Skip every picture and transcribe the remaining material exactly.

§ §

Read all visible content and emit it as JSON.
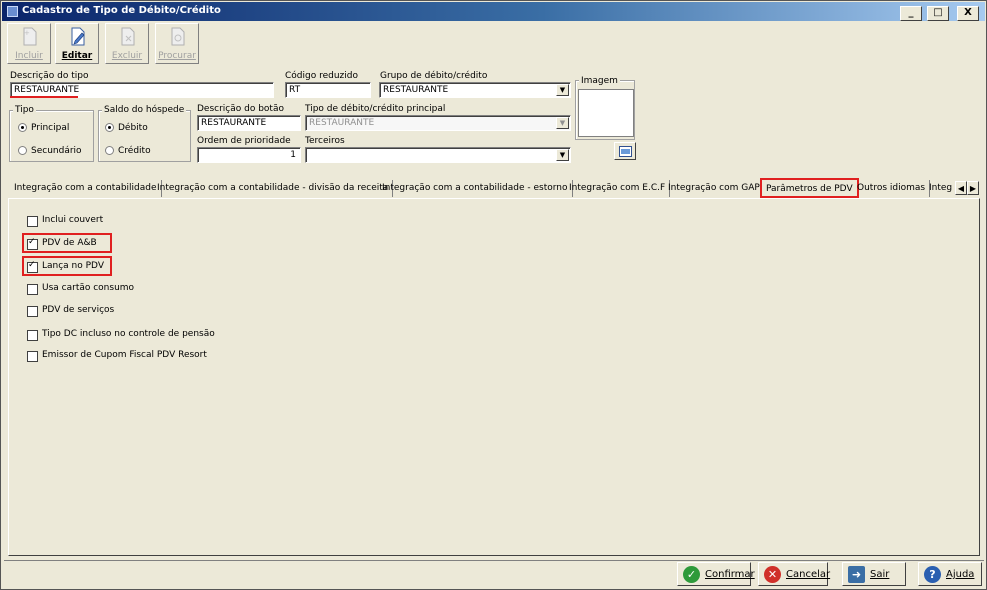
{
  "window": {
    "title": "Cadastro de Tipo de Débito/Crédito",
    "minimize": "_",
    "maximize": "□",
    "close": "X"
  },
  "toolbar": {
    "buttons": [
      {
        "label": "Incluir",
        "enabled": false,
        "icon": "new-document-icon"
      },
      {
        "label": "Editar",
        "enabled": true,
        "icon": "edit-pencil-icon"
      },
      {
        "label": "Excluir",
        "enabled": false,
        "icon": "delete-document-icon"
      },
      {
        "label": "Procurar",
        "enabled": false,
        "icon": "search-document-icon"
      }
    ]
  },
  "form": {
    "descricao_tipo": {
      "label": "Descrição do tipo",
      "value": "RESTAURANTE"
    },
    "codigo_reduzido": {
      "label": "Código reduzido",
      "value": "RT"
    },
    "grupo": {
      "label": "Grupo de débito/crédito",
      "value": "RESTAURANTE"
    },
    "imagem": {
      "label": "Imagem"
    },
    "tipo": {
      "label": "Tipo",
      "options": [
        "Principal",
        "Secundário"
      ],
      "selected": "Principal"
    },
    "saldo": {
      "label": "Saldo do hóspede",
      "options": [
        "Débito",
        "Crédito"
      ],
      "selected": "Débito"
    },
    "descricao_botao": {
      "label": "Descrição do botão",
      "value": "RESTAURANTE"
    },
    "tipo_principal": {
      "label": "Tipo de débito/crédito principal",
      "value": "RESTAURANTE"
    },
    "ordem": {
      "label": "Ordem de prioridade",
      "value": "1"
    },
    "terceiros": {
      "label": "Terceiros",
      "value": ""
    }
  },
  "tabs": [
    {
      "label": "Integração com a contabilidade",
      "active": false
    },
    {
      "label": "Integração com a contabilidade - divisão da receita",
      "active": false
    },
    {
      "label": "Integração com a contabilidade - estorno",
      "active": false
    },
    {
      "label": "Integração com E.C.F",
      "active": false
    },
    {
      "label": "Integração com GAP",
      "active": false
    },
    {
      "label": "Parâmetros de PDV",
      "active": true
    },
    {
      "label": "Outros idiomas",
      "active": false
    },
    {
      "label": "Integ",
      "active": false
    }
  ],
  "checkboxes": [
    {
      "label": "Inclui couvert",
      "checked": false,
      "highlight": false
    },
    {
      "label": "PDV de A&B",
      "checked": true,
      "highlight": true
    },
    {
      "label": "Lança no PDV",
      "checked": true,
      "highlight": true
    },
    {
      "label": "Usa cartão consumo",
      "checked": false,
      "highlight": false
    },
    {
      "label": "PDV de serviços",
      "checked": false,
      "highlight": false
    },
    {
      "label": "Tipo DC incluso no controle de pensão",
      "checked": false,
      "highlight": false
    },
    {
      "label": "Emissor de Cupom Fiscal PDV Resort",
      "checked": false,
      "highlight": false
    }
  ],
  "bottom_buttons": [
    {
      "label": "Confirmar",
      "icon": "check-circle-icon",
      "color": "#2e9a3a"
    },
    {
      "label": "Cancelar",
      "icon": "cancel-circle-icon",
      "color": "#d0302a"
    },
    {
      "label": "Sair",
      "icon": "exit-door-icon",
      "color": "#3a6ea5"
    },
    {
      "label": "Ajuda",
      "icon": "help-circle-icon",
      "color": "#2a5fb0"
    }
  ],
  "colors": {
    "highlight": "#e02020",
    "title_bar": "#0a246a"
  }
}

§ §

Response for this exercise
Read all visible content and emit it as JSON.
{
  "window": {
    "title": "Cadastro de Tipo de Débito/Crédito",
    "minimize": "_",
    "maximize": "□",
    "close": "X"
  },
  "toolbar": {
    "buttons": [
      {
        "label": "Incluir",
        "enabled": false,
        "icon": "new-document-icon"
      },
      {
        "label": "Editar",
        "enabled": true,
        "icon": "edit-pencil-icon"
      },
      {
        "label": "Excluir",
        "enabled": false,
        "icon": "delete-document-icon"
      },
      {
        "label": "Procurar",
        "enabled": false,
        "icon": "search-document-icon"
      }
    ]
  },
  "form": {
    "descricao_tipo": {
      "label": "Descrição do tipo",
      "value": "RESTAURANTE"
    },
    "codigo_reduzido": {
      "label": "Código reduzido",
      "value": "RT"
    },
    "grupo": {
      "label": "Grupo de débito/crédito",
      "value": "RESTAURANTE"
    },
    "imagem": {
      "label": "Imagem"
    },
    "tipo": {
      "label": "Tipo",
      "options": [
        "Principal",
        "Secundário"
      ],
      "selected": "Principal"
    },
    "saldo": {
      "label": "Saldo do hóspede",
      "options": [
        "Débito",
        "Crédito"
      ],
      "selected": "Débito"
    },
    "descricao_botao": {
      "label": "Descrição do botão",
      "value": "RESTAURANTE"
    },
    "tipo_principal": {
      "label": "Tipo de débito/crédito principal",
      "value": "RESTAURANTE"
    },
    "ordem": {
      "label": "Ordem de prioridade",
      "value": "1"
    },
    "terceiros": {
      "label": "Terceiros",
      "value": ""
    }
  },
  "tabs": [
    {
      "label": "Integração com a contabilidade",
      "active": false
    },
    {
      "label": "Integração com a contabilidade - divisão da receita",
      "active": false
    },
    {
      "label": "Integração com a contabilidade - estorno",
      "active": false
    },
    {
      "label": "Integração com E.C.F",
      "active": false
    },
    {
      "label": "Integração com GAP",
      "active": false
    },
    {
      "label": "Parâmetros de PDV",
      "active": true
    },
    {
      "label": "Outros idiomas",
      "active": false
    },
    {
      "label": "Integ",
      "active": false
    }
  ],
  "checkboxes": [
    {
      "label": "Inclui couvert",
      "checked": false,
      "highlight": false
    },
    {
      "label": "PDV de A&B",
      "checked": true,
      "highlight": true
    },
    {
      "label": "Lança no PDV",
      "checked": true,
      "highlight": true
    },
    {
      "label": "Usa cartão consumo",
      "checked": false,
      "highlight": false
    },
    {
      "label": "PDV de serviços",
      "checked": false,
      "highlight": false
    },
    {
      "label": "Tipo DC incluso no controle de pensão",
      "checked": false,
      "highlight": false
    },
    {
      "label": "Emissor de Cupom Fiscal PDV Resort",
      "checked": false,
      "highlight": false
    }
  ],
  "bottom_buttons": [
    {
      "label": "Confirmar",
      "icon": "check-circle-icon",
      "color": "#2e9a3a"
    },
    {
      "label": "Cancelar",
      "icon": "cancel-circle-icon",
      "color": "#d0302a"
    },
    {
      "label": "Sair",
      "icon": "exit-door-icon",
      "color": "#3a6ea5"
    },
    {
      "label": "Ajuda",
      "icon": "help-circle-icon",
      "color": "#2a5fb0"
    }
  ],
  "colors": {
    "highlight": "#e02020",
    "title_bar": "#0a246a"
  }
}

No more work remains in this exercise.